◆ **Record set**
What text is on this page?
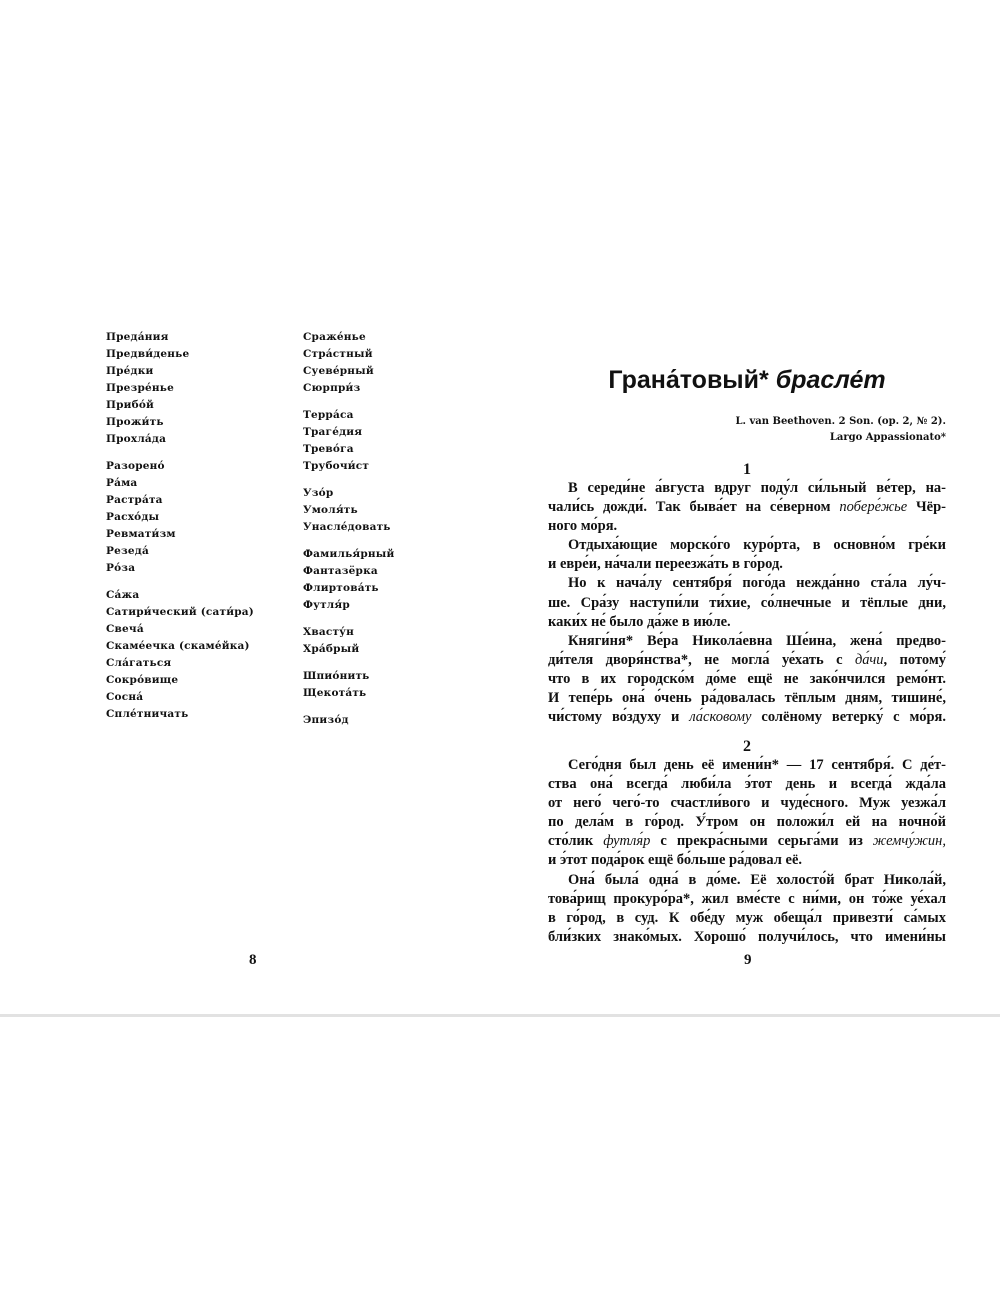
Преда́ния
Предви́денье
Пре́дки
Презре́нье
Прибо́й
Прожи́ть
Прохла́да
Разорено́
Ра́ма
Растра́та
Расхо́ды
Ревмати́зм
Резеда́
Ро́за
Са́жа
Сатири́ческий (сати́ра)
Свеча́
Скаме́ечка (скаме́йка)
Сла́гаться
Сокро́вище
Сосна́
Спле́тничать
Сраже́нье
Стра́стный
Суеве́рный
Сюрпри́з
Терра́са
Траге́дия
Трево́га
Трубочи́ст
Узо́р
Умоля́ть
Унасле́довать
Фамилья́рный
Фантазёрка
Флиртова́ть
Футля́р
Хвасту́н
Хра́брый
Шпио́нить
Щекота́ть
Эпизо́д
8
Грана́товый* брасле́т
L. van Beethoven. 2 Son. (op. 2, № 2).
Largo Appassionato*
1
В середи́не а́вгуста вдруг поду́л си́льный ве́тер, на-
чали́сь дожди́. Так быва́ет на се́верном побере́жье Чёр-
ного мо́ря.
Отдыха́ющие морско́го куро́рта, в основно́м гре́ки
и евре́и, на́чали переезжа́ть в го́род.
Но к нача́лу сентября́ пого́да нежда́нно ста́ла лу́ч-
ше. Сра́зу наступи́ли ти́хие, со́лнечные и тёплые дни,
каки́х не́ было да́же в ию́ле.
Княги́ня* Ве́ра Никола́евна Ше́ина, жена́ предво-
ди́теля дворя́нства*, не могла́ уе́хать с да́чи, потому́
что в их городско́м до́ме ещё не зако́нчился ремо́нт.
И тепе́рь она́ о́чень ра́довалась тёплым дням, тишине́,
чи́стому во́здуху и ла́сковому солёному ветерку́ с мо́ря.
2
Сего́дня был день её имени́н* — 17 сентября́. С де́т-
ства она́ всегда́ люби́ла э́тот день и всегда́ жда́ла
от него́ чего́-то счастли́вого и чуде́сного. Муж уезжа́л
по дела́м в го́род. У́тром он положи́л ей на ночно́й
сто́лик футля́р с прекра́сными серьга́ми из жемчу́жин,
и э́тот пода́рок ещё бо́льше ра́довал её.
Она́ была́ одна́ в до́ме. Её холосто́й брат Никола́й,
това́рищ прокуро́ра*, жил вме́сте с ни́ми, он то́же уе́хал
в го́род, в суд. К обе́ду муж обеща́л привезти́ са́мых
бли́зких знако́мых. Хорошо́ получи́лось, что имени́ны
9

...

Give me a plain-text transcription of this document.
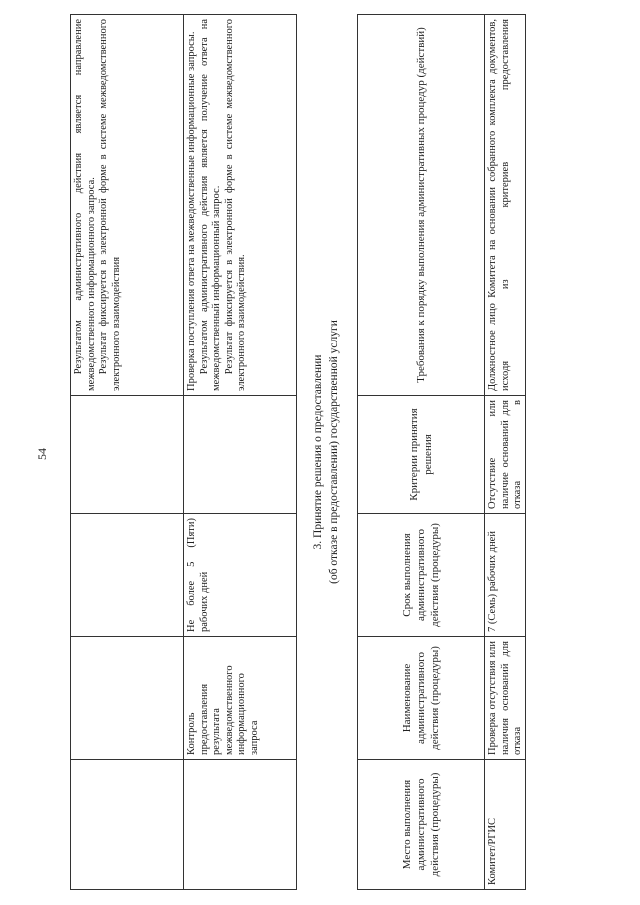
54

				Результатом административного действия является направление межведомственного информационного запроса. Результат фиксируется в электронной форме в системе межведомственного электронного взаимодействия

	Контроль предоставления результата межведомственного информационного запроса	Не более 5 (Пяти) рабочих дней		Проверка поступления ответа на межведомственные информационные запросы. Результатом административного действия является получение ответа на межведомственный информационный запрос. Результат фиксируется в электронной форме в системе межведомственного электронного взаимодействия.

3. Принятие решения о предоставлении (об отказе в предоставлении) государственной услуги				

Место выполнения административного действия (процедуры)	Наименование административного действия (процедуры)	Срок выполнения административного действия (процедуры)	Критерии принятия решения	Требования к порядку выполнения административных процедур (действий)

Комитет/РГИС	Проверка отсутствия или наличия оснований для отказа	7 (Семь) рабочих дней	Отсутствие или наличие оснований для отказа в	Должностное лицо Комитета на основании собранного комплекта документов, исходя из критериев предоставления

◆ **Instructions to follow**
Count the lines that hold the string "this", and reply with that number alone.

◆ **Exercise answer**
2